AIM —
Write out the records that appear below, verbatim and complete, but without pictures.

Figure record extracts
=-=-=-=-=
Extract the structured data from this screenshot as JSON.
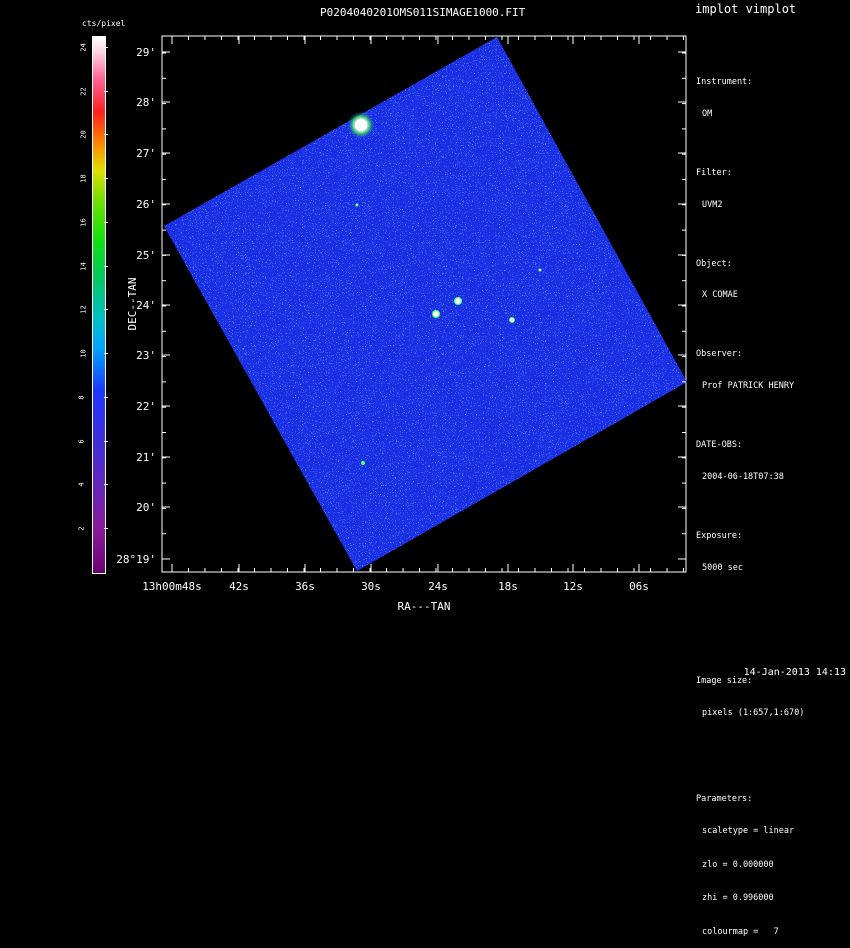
{
  "header": {
    "title": "P0204040201OMS011SIMAGE1000.FIT",
    "app_label": "implot vimplot"
  },
  "colorbar": {
    "unit_label": "cts/pixel",
    "ticks": [
      "2",
      "4",
      "6",
      "8",
      "10",
      "12",
      "14",
      "16",
      "18",
      "20",
      "22",
      "24"
    ]
  },
  "axes": {
    "x_label": "RA---TAN",
    "y_label": "DEC--TAN",
    "x_ticks": [
      "13h00m48s",
      "42s",
      "36s",
      "30s",
      "24s",
      "18s",
      "12s",
      "06s"
    ],
    "y_ticks": [
      "28°19'",
      "20'",
      "21'",
      "22'",
      "23'",
      "24'",
      "25'",
      "26'",
      "27'",
      "28'",
      "29'"
    ]
  },
  "info": {
    "instrument_label": "Instrument:",
    "instrument": "OM",
    "filter_label": "Filter:",
    "filter": "UVM2",
    "object_label": "Object:",
    "object": "X COMAE",
    "observer_label": "Observer:",
    "observer": "Prof PATRICK HENRY",
    "date_label": "DATE-OBS:",
    "date": "2004-06-18T07:38",
    "exposure_label": "Exposure:",
    "exposure": "5000 sec",
    "image_size_label": "Image size:",
    "image_size": "pixels (1:657,1:670)",
    "parameters_label": "Parameters:",
    "scaletype": "scaletype = linear",
    "zlo": "zlo = 0.000000",
    "zhi": "zhi = 0.996000",
    "colourmap": "colourmap =   7"
  },
  "footer": {
    "timestamp": "14-Jan-2013 14:13"
  },
  "colors": {
    "image_blue": "#1a2ee6",
    "noise_cyan": "#3cc6c8",
    "star": "#ffffff",
    "background": "#000000"
  }
}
=-=-=-=-=
REPLY TO THE EXERCISE —
Extract the structured data from this screenshot as JSON.
{
  "header": {
    "title": "P0204040201OMS011SIMAGE1000.FIT",
    "app_label": "implot vimplot"
  },
  "colorbar": {
    "unit_label": "cts/pixel",
    "ticks": [
      "2",
      "4",
      "6",
      "8",
      "10",
      "12",
      "14",
      "16",
      "18",
      "20",
      "22",
      "24"
    ]
  },
  "axes": {
    "x_label": "RA---TAN",
    "y_label": "DEC--TAN",
    "x_ticks": [
      "13h00m48s",
      "42s",
      "36s",
      "30s",
      "24s",
      "18s",
      "12s",
      "06s"
    ],
    "y_ticks": [
      "28°19'",
      "20'",
      "21'",
      "22'",
      "23'",
      "24'",
      "25'",
      "26'",
      "27'",
      "28'",
      "29'"
    ]
  },
  "info": {
    "instrument_label": "Instrument:",
    "instrument": "OM",
    "filter_label": "Filter:",
    "filter": "UVM2",
    "object_label": "Object:",
    "object": "X COMAE",
    "observer_label": "Observer:",
    "observer": "Prof PATRICK HENRY",
    "date_label": "DATE-OBS:",
    "date": "2004-06-18T07:38",
    "exposure_label": "Exposure:",
    "exposure": "5000 sec",
    "image_size_label": "Image size:",
    "image_size": "pixels (1:657,1:670)",
    "parameters_label": "Parameters:",
    "scaletype": "scaletype = linear",
    "zlo": "zlo = 0.000000",
    "zhi": "zhi = 0.996000",
    "colourmap": "colourmap =   7"
  },
  "footer": {
    "timestamp": "14-Jan-2013 14:13"
  },
  "colors": {
    "image_blue": "#1a2ee6",
    "noise_cyan": "#3cc6c8",
    "star": "#ffffff",
    "background": "#000000"
  }
}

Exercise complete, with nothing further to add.